• Rows:
━━━

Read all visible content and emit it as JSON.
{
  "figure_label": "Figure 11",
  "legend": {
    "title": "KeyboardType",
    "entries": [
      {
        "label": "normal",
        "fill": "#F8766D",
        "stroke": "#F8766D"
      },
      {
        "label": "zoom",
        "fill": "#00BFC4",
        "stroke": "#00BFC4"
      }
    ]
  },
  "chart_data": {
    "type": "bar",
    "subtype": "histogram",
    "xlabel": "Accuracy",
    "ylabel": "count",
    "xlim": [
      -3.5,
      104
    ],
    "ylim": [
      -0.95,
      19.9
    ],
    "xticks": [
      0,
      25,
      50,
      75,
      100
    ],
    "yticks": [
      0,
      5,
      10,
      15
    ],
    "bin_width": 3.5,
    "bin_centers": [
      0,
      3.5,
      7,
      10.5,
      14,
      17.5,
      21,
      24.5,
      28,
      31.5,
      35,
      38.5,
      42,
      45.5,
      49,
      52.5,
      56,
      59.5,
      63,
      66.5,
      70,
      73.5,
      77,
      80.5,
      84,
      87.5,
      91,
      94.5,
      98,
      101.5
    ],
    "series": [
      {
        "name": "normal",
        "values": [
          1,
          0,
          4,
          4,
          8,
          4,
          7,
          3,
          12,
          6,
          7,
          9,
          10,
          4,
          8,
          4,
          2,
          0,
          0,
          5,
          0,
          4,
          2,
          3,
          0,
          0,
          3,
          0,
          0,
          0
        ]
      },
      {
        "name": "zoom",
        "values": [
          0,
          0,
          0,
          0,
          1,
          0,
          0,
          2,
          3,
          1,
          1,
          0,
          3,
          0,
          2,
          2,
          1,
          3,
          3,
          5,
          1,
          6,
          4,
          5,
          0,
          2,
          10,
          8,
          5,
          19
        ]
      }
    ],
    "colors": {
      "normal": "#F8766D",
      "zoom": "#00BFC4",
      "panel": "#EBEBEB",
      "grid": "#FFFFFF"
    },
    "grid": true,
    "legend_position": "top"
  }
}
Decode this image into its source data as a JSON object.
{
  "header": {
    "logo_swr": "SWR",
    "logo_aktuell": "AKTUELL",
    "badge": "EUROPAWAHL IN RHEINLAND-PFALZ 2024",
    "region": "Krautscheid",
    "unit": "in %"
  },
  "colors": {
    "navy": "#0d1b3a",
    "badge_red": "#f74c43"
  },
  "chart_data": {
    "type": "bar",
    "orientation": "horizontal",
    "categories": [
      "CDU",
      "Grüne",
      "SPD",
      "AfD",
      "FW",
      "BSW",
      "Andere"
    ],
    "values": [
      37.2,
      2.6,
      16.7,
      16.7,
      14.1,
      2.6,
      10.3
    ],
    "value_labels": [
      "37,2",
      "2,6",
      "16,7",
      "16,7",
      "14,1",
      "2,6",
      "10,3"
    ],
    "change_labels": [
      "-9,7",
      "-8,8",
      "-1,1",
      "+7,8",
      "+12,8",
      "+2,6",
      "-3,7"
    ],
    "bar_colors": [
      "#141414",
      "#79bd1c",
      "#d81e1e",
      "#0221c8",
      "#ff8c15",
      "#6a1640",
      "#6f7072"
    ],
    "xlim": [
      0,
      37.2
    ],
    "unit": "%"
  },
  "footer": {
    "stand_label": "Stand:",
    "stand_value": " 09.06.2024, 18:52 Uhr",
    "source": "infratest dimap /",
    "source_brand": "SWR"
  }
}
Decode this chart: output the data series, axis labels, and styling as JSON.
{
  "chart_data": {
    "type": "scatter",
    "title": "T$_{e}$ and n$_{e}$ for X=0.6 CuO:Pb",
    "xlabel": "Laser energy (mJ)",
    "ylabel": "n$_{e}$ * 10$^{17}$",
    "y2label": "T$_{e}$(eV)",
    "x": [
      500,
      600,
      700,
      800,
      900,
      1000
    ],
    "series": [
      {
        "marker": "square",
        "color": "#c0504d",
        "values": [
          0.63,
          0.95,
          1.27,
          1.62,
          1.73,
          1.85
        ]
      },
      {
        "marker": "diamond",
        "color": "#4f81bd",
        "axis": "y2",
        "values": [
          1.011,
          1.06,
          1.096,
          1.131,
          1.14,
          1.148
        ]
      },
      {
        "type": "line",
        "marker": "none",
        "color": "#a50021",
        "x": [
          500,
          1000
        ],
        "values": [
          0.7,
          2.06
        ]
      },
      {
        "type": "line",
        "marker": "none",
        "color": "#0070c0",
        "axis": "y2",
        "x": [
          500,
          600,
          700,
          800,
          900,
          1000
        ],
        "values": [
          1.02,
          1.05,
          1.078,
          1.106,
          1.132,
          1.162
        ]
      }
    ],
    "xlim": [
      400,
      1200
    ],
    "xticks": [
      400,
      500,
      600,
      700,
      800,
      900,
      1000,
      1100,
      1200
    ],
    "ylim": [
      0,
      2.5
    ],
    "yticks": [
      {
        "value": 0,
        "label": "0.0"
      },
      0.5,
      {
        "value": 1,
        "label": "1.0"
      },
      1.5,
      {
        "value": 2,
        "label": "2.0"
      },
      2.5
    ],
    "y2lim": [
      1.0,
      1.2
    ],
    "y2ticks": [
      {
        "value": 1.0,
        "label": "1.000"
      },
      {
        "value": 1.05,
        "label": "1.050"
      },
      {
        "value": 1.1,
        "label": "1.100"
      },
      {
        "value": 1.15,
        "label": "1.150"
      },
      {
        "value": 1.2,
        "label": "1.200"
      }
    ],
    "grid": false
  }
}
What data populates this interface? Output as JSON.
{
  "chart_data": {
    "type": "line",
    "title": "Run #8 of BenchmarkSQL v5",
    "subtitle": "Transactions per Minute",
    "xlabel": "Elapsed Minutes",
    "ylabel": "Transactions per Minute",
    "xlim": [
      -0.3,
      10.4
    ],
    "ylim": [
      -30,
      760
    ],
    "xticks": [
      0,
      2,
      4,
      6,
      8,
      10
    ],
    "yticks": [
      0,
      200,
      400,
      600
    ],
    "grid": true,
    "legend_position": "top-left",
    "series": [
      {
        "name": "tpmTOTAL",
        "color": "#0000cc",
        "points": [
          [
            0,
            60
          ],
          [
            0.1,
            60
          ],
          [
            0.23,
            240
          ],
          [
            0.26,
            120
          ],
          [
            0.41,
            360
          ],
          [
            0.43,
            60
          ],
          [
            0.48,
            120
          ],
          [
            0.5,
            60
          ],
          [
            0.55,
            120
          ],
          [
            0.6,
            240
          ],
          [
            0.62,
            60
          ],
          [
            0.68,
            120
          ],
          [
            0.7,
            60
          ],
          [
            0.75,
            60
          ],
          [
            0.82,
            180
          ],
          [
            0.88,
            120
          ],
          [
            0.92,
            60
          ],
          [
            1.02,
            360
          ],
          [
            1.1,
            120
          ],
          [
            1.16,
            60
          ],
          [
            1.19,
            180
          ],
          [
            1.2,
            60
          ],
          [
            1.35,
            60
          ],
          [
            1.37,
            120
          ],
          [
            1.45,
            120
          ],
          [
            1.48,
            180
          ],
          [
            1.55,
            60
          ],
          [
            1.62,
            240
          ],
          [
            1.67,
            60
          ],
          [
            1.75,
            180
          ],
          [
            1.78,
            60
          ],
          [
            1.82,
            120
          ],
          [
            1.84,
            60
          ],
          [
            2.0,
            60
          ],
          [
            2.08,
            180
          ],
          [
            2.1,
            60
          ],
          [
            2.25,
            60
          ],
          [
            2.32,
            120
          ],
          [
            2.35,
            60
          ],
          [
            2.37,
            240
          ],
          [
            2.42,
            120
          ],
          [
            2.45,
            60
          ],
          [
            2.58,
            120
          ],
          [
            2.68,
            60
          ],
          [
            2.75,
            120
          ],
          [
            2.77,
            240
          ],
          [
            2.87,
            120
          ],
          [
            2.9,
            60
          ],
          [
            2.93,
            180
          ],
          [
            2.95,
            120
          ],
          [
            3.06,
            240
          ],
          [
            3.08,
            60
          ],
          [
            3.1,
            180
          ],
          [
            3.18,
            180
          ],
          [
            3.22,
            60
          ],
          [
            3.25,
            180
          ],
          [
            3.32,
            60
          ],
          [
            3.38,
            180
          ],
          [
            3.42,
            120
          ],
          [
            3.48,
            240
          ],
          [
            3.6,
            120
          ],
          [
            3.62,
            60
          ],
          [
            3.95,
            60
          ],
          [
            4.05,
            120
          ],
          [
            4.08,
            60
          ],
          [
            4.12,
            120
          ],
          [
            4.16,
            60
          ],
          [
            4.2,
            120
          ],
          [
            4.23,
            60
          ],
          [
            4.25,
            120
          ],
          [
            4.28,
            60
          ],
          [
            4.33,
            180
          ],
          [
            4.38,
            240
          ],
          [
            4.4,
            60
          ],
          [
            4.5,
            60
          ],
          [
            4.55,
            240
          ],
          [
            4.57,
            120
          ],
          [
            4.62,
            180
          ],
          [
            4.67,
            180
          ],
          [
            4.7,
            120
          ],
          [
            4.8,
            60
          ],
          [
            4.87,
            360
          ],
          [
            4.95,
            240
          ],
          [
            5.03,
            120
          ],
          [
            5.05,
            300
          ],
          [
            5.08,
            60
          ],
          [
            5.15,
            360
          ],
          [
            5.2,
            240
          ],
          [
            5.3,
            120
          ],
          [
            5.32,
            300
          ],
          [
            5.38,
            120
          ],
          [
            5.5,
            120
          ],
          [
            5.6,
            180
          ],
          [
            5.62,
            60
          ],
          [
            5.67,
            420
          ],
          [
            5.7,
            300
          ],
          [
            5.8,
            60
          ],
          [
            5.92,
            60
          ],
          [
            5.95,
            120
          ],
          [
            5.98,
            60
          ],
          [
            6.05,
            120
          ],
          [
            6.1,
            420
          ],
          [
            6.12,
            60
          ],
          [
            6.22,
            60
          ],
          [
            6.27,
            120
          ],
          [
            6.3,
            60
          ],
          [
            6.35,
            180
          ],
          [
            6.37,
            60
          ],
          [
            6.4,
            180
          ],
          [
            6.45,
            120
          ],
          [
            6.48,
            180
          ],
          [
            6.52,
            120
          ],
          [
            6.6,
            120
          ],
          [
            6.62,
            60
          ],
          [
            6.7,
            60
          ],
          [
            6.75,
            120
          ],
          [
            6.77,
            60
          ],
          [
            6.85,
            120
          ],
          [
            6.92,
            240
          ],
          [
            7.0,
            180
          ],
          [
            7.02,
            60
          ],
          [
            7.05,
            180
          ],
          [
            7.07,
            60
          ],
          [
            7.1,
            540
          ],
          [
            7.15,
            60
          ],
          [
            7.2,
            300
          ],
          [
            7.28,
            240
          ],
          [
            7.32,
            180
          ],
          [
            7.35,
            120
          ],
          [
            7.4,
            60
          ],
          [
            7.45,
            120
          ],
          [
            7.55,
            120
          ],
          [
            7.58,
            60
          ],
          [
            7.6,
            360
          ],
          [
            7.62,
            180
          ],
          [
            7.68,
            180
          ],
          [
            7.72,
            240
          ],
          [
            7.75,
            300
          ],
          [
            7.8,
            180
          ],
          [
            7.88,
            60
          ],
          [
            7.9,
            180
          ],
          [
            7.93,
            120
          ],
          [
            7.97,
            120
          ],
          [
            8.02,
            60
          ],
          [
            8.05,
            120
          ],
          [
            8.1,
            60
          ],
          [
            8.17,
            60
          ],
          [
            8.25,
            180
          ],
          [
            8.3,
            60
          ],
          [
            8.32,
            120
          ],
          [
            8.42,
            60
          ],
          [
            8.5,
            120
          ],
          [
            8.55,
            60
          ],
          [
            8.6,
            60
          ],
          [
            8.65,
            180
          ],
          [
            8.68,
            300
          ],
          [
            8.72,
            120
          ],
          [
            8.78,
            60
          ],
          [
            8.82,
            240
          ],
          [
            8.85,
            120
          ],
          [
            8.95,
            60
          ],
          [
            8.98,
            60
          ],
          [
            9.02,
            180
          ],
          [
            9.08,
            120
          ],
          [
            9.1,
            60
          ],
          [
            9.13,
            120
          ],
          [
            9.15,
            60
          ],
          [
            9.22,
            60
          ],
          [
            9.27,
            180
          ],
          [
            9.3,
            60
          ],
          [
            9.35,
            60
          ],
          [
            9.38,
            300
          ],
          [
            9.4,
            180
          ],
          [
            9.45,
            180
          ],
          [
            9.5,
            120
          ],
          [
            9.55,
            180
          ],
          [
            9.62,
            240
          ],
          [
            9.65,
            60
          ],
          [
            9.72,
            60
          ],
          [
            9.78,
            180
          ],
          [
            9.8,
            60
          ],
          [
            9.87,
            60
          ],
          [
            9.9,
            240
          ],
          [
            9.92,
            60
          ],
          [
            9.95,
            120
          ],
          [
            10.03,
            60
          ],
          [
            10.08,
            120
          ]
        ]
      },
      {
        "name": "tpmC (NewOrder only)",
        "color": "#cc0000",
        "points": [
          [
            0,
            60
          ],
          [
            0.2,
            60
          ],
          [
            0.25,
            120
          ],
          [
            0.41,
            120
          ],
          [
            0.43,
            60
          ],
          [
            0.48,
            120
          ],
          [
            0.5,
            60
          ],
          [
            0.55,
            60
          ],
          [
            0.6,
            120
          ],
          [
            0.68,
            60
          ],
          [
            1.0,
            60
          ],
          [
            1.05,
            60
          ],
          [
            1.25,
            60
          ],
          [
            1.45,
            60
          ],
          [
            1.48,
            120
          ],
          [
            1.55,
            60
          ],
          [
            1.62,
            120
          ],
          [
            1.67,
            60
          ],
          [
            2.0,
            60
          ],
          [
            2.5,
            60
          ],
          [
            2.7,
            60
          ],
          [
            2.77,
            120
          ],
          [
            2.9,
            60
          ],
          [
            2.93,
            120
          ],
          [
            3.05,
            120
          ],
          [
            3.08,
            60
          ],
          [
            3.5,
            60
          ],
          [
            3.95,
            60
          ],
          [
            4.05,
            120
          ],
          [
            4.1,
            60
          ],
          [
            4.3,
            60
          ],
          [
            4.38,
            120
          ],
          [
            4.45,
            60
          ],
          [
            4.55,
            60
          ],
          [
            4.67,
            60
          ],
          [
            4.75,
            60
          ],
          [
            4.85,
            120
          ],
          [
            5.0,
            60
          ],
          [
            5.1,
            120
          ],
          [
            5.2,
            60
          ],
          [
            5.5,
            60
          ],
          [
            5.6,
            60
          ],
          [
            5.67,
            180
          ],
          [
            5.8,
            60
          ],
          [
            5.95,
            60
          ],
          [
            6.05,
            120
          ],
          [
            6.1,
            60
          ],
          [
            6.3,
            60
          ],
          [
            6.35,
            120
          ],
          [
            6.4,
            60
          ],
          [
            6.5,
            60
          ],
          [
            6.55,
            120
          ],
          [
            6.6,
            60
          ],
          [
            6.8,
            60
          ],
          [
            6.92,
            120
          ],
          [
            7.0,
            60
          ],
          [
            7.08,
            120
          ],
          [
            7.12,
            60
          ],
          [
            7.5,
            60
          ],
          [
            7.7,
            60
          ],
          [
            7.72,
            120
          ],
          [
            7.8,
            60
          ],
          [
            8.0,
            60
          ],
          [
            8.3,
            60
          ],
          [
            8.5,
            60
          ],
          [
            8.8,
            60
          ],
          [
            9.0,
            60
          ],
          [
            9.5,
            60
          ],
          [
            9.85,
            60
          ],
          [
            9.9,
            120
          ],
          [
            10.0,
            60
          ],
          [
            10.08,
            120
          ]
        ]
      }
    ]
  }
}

━━━

• Given task:
Each line in the listing above either holds the string "ylabel" or does not; state how many do, giving the number only.

• Solution for this exercise:
3